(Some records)
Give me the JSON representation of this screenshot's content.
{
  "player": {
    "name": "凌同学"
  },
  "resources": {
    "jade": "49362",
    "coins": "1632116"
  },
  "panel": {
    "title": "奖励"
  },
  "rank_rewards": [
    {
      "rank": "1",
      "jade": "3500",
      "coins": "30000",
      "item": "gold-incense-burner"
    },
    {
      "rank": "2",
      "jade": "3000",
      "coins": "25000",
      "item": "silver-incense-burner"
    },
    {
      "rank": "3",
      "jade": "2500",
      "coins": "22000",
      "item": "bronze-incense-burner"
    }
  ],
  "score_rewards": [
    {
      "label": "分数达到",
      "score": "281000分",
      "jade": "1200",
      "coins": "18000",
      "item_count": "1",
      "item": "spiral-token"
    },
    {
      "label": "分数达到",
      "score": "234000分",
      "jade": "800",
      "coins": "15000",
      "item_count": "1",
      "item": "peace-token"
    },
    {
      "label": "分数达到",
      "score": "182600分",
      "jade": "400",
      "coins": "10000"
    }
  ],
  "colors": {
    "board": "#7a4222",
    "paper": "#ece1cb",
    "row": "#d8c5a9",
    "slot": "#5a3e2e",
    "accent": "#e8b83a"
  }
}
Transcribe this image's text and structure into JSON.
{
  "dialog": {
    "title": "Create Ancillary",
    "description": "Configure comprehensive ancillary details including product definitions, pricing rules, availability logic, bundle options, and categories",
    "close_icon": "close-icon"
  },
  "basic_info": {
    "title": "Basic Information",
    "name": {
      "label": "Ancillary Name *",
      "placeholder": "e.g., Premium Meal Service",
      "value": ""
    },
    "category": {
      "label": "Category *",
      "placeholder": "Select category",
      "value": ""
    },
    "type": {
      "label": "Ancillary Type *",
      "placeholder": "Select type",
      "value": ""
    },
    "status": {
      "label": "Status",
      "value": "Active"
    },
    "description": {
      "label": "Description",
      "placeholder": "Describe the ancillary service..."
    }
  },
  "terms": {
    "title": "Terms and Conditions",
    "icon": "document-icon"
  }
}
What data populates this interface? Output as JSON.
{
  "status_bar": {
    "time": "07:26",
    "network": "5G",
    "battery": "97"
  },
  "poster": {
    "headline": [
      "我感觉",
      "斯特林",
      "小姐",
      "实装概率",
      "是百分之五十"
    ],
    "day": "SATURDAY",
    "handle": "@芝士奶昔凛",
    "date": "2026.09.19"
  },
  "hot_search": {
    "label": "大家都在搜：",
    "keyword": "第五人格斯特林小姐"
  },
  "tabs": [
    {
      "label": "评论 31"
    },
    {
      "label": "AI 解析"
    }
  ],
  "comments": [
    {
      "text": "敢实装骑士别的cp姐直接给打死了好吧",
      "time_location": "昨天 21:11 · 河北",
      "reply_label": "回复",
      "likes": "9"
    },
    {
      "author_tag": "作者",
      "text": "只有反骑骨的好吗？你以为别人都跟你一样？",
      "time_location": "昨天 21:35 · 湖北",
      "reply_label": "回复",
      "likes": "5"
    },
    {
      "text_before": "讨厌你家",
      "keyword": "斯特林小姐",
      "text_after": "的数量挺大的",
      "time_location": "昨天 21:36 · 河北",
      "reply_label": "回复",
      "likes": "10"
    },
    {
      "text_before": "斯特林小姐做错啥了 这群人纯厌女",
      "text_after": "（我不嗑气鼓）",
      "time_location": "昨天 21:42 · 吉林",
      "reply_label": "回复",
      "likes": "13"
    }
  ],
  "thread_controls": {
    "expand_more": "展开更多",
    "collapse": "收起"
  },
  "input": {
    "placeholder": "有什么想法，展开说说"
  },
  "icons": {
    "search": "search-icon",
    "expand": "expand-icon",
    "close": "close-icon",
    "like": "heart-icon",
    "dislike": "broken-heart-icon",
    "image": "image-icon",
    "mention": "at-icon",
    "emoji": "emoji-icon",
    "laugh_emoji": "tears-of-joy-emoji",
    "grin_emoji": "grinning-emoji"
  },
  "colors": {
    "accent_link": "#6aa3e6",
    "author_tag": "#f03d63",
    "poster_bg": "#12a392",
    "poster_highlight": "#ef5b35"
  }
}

### Direction
Could you reproduce every record above exactly as it appears?

### Output of the exercise
Give me the JSON representation of this screenshot's content.
{
  "player": {
    "name": "凌同学"
  },
  "resources": {
    "jade": "49362",
    "coins": "1632116"
  },
  "panel": {
    "title": "奖励"
  },
  "rank_rewards": [
    {
      "rank": "1",
      "jade": "3500",
      "coins": "30000",
      "item": "gold-incense-burner"
    },
    {
      "rank": "2",
      "jade": "3000",
      "coins": "25000",
      "item": "silver-incense-burner"
    },
    {
      "rank": "3",
      "jade": "2500",
      "coins": "22000",
      "item": "bronze-incense-burner"
    }
  ],
  "score_rewards": [
    {
      "label": "分数达到",
      "score": "281000分",
      "jade": "1200",
      "coins": "18000",
      "item_count": "1",
      "item": "spiral-token"
    },
    {
      "label": "分数达到",
      "score": "234000分",
      "jade": "800",
      "coins": "15000",
      "item_count": "1",
      "item": "peace-token"
    },
    {
      "label": "分数达到",
      "score": "182600分",
      "jade": "400",
      "coins": "10000"
    }
  ],
  "colors": {
    "board": "#7a4222",
    "paper": "#ece1cb",
    "row": "#d8c5a9",
    "slot": "#5a3e2e",
    "accent": "#e8b83a"
  }
}
Transcribe this image's text and structure into JSON.
{
  "dialog": {
    "title": "Create Ancillary",
    "description": "Configure comprehensive ancillary details including product definitions, pricing rules, availability logic, bundle options, and categories",
    "close_icon": "close-icon"
  },
  "basic_info": {
    "title": "Basic Information",
    "name": {
      "label": "Ancillary Name *",
      "placeholder": "e.g., Premium Meal Service",
      "value": ""
    },
    "category": {
      "label": "Category *",
      "placeholder": "Select category",
      "value": ""
    },
    "type": {
      "label": "Ancillary Type *",
      "placeholder": "Select type",
      "value": ""
    },
    "status": {
      "label": "Status",
      "value": "Active"
    },
    "description": {
      "label": "Description",
      "placeholder": "Describe the ancillary service..."
    }
  },
  "terms": {
    "title": "Terms and Conditions",
    "icon": "document-icon"
  }
}
What data populates this interface? Output as JSON.
{
  "status_bar": {
    "time": "07:26",
    "network": "5G",
    "battery": "97"
  },
  "poster": {
    "headline": [
      "我感觉",
      "斯特林",
      "小姐",
      "实装概率",
      "是百分之五十"
    ],
    "day": "SATURDAY",
    "handle": "@芝士奶昔凛",
    "date": "2026.09.19"
  },
  "hot_search": {
    "label": "大家都在搜：",
    "keyword": "第五人格斯特林小姐"
  },
  "tabs": [
    {
      "label": "评论 31"
    },
    {
      "label": "AI 解析"
    }
  ],
  "comments": [
    {
      "text": "敢实装骑士别的cp姐直接给打死了好吧",
      "time_location": "昨天 21:11 · 河北",
      "reply_label": "回复",
      "likes": "9"
    },
    {
      "author_tag": "作者",
      "text": "只有反骑骨的好吗？你以为别人都跟你一样？",
      "time_location": "昨天 21:35 · 湖北",
      "reply_label": "回复",
      "likes": "5"
    },
    {
      "text_before": "讨厌你家",
      "keyword": "斯特林小姐",
      "text_after": "的数量挺大的",
      "time_location": "昨天 21:36 · 河北",
      "reply_label": "回复",
      "likes": "10"
    },
    {
      "text_before": "斯特林小姐做错啥了 这群人纯厌女",
      "text_after": "（我不嗑气鼓）",
      "time_location": "昨天 21:42 · 吉林",
      "reply_label": "回复",
      "likes": "13"
    }
  ],
  "thread_controls": {
    "expand_more": "展开更多",
    "collapse": "收起"
  },
  "input": {
    "placeholder": "有什么想法，展开说说"
  },
  "icons": {
    "search": "search-icon",
    "expand": "expand-icon",
    "close": "close-icon",
    "like": "heart-icon",
    "dislike": "broken-heart-icon",
    "image": "image-icon",
    "mention": "at-icon",
    "emoji": "emoji-icon",
    "laugh_emoji": "tears-of-joy-emoji",
    "grin_emoji": "grinning-emoji"
  },
  "colors": {
    "accent_link": "#6aa3e6",
    "author_tag": "#f03d63",
    "poster_bg": "#12a392",
    "poster_highlight": "#ef5b35"
  }
}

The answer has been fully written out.